Excerpt provided:
+++

Daisy Bates in the Desert

In 1913, at the age of 54, Daisy Bates went to live in the deserts of South Australia. Brilliantly reviewed, astonishingly original, this ‘eloquent and illuminating portrait of an extraordinary woman’ New York Times Book Review tells a fascinating, true story in the tradition of Isak Dinesen and Barry Lopez.

The Emperor’s Last Island

In 1814 Napoleon Bonaparte arrived on St. Helenad surreal exile that would last until his death six years later. ‘A resonant meditation on exile, fame, the stories we tell about ourselves and the bigger stories we tell about our great figures.’ Los Angeles Times Book Review.

Old Man Goya

In 1792, when he was forty seven, the Spanish painter Francisco de Goya contracted a serious illness that left him stone deaf. In this extraordinary book, Julia Blackburn follows Goya through the remaining thirty five years of his life. It was a time of political turmoil, of war, violence, and confusion, and Goya transformed what he saw around him into visionary paintings, drawings, and etchings. These were also years of tenderness for Goya, of intimate relationships with the Duchess of Alba and with Leocadia, his mistress, who accompanied him to the end. Blackburn’s singular distinction as a biographer is her uncanny ability to create a kaleidoscope of biography, memoir, history, and meditation to think herself into another world. In Goya she has found the perfect subject. Visiting the towns Goya frequented, reading the revelatory letters that he wrote for years to a boyhood friend, investigating the subjects he portrayed, Julia Blackburn writes about the elderly painter with the intimacy of an old friend, seeing through his eyes and sharing the silence in his head. With unprecedented immediacy and illumination, Old Man Goya gives us an unparalleled portrait of the artist.

+++

(Stored entries)
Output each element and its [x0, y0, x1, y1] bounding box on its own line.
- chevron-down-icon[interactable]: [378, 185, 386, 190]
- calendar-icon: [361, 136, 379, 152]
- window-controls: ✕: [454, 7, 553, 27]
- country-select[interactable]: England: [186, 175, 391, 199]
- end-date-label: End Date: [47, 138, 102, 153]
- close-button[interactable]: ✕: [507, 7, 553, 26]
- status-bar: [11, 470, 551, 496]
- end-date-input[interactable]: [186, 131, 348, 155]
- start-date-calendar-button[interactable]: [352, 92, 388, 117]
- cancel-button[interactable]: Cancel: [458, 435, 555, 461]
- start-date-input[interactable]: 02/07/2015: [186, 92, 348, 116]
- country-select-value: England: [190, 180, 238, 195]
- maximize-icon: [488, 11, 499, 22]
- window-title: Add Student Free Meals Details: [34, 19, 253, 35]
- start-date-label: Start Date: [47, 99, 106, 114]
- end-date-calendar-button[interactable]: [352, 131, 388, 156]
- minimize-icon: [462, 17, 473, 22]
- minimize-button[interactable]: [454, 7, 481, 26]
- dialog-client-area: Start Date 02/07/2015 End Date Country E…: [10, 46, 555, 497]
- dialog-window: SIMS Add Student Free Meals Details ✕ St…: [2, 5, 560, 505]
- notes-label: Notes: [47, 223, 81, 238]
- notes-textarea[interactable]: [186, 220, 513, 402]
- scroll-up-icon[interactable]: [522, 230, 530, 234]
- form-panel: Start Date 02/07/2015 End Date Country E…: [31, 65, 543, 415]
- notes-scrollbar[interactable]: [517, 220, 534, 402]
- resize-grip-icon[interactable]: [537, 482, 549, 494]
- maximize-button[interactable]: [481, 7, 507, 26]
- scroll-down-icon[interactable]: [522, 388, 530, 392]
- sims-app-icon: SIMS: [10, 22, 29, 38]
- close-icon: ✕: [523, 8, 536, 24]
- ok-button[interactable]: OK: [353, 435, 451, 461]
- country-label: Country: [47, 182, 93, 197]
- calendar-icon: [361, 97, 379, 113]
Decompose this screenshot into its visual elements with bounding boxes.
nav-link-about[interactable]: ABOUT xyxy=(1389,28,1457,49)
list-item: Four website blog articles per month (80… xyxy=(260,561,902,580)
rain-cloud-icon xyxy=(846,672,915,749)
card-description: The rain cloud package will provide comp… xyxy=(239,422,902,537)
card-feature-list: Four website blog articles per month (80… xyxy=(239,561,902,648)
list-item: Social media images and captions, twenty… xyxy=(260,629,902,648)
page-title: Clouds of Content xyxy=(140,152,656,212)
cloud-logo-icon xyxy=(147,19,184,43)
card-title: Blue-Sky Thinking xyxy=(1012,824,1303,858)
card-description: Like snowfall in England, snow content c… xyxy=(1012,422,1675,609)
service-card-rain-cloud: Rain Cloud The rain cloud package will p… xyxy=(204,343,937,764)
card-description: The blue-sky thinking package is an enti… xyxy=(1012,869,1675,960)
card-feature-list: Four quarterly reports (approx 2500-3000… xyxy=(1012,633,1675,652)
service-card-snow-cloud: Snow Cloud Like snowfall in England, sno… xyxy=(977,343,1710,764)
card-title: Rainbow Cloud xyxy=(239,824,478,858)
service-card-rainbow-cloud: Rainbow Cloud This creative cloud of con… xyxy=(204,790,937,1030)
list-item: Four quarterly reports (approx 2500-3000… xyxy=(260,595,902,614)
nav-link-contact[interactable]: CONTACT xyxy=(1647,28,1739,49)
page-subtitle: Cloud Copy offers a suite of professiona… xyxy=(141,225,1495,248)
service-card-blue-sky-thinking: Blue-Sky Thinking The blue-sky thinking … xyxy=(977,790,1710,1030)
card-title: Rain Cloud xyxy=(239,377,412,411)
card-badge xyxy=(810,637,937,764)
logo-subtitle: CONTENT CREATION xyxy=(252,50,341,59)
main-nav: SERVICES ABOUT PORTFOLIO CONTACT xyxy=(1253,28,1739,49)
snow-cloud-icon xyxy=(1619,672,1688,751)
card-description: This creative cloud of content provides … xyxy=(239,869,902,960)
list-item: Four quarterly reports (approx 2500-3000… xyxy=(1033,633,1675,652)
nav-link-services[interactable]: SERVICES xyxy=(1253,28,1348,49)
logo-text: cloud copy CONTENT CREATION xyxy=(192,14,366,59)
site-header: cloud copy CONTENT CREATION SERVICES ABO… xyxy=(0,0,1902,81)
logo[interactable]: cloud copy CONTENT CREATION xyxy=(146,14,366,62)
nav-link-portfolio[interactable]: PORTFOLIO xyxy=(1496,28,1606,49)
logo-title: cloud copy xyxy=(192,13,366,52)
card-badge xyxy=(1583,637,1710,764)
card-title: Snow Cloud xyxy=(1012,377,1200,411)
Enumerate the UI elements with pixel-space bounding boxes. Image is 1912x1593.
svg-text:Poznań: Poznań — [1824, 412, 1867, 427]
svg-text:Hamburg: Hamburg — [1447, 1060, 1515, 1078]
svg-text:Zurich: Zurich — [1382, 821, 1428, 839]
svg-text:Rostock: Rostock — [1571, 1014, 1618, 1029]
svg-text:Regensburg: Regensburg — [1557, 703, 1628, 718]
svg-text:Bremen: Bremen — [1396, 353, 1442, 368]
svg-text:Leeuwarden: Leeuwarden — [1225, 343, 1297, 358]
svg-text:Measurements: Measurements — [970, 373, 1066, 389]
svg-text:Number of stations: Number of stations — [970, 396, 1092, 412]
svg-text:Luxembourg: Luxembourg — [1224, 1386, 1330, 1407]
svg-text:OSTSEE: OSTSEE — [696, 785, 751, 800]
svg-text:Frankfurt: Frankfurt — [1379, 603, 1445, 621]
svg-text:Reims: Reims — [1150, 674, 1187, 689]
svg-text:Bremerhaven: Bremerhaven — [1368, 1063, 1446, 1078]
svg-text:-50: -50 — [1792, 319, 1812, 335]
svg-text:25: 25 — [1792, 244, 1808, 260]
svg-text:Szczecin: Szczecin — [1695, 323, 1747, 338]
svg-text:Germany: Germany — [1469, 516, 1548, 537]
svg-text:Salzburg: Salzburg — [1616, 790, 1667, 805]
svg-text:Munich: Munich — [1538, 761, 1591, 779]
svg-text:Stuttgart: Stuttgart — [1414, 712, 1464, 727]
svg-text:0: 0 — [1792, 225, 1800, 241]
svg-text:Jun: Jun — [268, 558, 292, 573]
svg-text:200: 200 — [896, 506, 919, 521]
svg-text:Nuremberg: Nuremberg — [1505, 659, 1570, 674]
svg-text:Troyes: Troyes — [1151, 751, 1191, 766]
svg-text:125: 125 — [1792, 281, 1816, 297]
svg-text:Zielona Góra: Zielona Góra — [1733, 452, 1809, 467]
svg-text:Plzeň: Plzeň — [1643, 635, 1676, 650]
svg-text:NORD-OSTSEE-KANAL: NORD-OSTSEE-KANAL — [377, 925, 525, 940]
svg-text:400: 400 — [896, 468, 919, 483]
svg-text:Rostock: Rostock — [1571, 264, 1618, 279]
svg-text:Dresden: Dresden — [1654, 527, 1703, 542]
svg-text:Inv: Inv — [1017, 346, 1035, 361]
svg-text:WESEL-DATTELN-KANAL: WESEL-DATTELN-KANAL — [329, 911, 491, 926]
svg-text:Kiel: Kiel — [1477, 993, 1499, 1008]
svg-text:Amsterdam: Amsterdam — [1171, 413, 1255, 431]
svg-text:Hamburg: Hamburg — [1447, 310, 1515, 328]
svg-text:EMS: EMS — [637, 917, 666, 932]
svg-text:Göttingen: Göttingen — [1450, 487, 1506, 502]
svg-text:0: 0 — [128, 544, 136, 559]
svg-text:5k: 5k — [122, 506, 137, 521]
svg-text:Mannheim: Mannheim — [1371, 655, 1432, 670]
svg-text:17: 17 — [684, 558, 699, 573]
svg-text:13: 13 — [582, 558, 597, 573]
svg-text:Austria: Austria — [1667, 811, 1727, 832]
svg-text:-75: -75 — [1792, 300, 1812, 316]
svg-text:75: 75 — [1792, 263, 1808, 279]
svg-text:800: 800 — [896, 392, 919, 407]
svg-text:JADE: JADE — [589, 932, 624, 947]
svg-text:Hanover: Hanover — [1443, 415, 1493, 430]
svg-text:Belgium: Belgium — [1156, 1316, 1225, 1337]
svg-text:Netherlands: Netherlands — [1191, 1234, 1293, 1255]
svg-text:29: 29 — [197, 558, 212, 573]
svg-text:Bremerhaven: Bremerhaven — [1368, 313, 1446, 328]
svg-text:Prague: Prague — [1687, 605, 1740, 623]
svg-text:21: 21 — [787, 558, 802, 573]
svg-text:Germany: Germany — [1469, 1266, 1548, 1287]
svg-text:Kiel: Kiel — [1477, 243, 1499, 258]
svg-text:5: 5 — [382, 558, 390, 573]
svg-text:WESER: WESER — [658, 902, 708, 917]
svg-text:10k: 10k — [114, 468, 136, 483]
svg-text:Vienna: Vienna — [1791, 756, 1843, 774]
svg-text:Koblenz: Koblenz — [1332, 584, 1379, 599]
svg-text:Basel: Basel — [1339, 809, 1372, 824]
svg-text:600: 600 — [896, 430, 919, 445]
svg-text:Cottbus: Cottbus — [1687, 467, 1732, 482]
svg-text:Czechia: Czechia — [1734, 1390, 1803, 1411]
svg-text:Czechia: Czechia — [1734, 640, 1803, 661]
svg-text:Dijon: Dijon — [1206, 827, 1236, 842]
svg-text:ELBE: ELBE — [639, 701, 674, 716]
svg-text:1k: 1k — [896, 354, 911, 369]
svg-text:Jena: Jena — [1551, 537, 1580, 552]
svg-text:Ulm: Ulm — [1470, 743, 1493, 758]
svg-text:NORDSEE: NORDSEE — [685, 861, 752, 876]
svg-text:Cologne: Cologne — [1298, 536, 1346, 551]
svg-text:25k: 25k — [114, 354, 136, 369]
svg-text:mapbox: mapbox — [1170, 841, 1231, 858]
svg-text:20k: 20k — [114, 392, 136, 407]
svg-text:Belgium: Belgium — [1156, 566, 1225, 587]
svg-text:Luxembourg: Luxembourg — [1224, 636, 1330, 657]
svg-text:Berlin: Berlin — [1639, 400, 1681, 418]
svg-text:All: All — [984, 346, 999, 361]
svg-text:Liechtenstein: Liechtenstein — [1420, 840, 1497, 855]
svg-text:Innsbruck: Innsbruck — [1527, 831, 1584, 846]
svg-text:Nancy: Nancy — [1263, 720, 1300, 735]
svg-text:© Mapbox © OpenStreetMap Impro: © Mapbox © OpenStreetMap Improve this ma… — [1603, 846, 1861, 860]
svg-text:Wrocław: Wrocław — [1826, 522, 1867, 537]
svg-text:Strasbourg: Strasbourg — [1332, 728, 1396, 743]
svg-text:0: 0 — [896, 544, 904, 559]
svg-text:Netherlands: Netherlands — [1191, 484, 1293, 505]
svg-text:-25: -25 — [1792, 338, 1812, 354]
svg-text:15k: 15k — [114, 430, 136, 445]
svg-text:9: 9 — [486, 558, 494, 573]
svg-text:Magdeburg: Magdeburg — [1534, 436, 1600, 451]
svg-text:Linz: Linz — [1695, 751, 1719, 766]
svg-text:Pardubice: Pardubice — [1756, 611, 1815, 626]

+++

Work instruction 1:
In the book descriptions, how old was Goya when the illness left him stone deaf?
Work instruction 2:
Carry on the book descriptions from the point where they stop.

Exercise result 1:
He was forty seven, in 1792.

Exercise result 2:
With Billie

From Julia Blackburn, an author whose ability to conjure lives from other times and places is so vivid that one suspects she sees ghosts, here is a portrait of a woman whose voice continues to haunt anyone who hears it. Billie Holiday’s life is inseparable from an account of her troubles, her addictions, her arrests, and the scandals that would repeatedly put her name in the tabloid headlines of the 1940s and 1950s. Those who knew her learned never to be surprised by what she might do. Her moods and faces were so various that she could seem to be a different woman from one moment to the next. Volatile, unpredictable, Billie Holiday remained, even to her friends, an elusive and perplexing figure. In With Billie, we hear the voices of those people piano players and dancers, pimps and junkies, lovers and narcs, producers and critics, each recalling intimate stories of the Billie they knew. What emerges is a portrait of a complex, contradictory, enthralling woman, a woman who knew what really mattered to her. Reading With Billie, one is convinced that she has only just left the room but will return shortly.

The Three of Us

This is the story of three people: Julia Blackburn; her father, Thomas; and her mother, Rosalie. Thomas was a poet and an alcoholic who for many years was addicted to barbiturates, which would often make him violent. Rosalie, a painter, was sociable and flirtatious; she treated Julia as her sister, her confidante, and eventually as her deadly sexual rival. After Julia’s parents divorced, her mother took in lodgers, always men, on the understanding that each would become her lover. When one of the lodgers started an affair with Julia, Rosalie was devastated; when he later committed suicide, the relationship between mother and daughter was shattered irrevocable. Or so it seems until the spring of 1999, when Rosalie, diagnosed with leukemia, came to live with Julia for the last month of her life. At last the spell was broken, and they were able to talk with an ease they had never known before. When she was very near the end, Rosalie said to Julia, Now you will be able to write about me, won t you? The Three of Us is a memoir like no other you have read. The writing is magical, and the story is extraordinary, not only for its honest but also for its humor and its lack of blame. Ultimately, this is a tale of redemption, a love story. It will surely become one of the classics of that genre.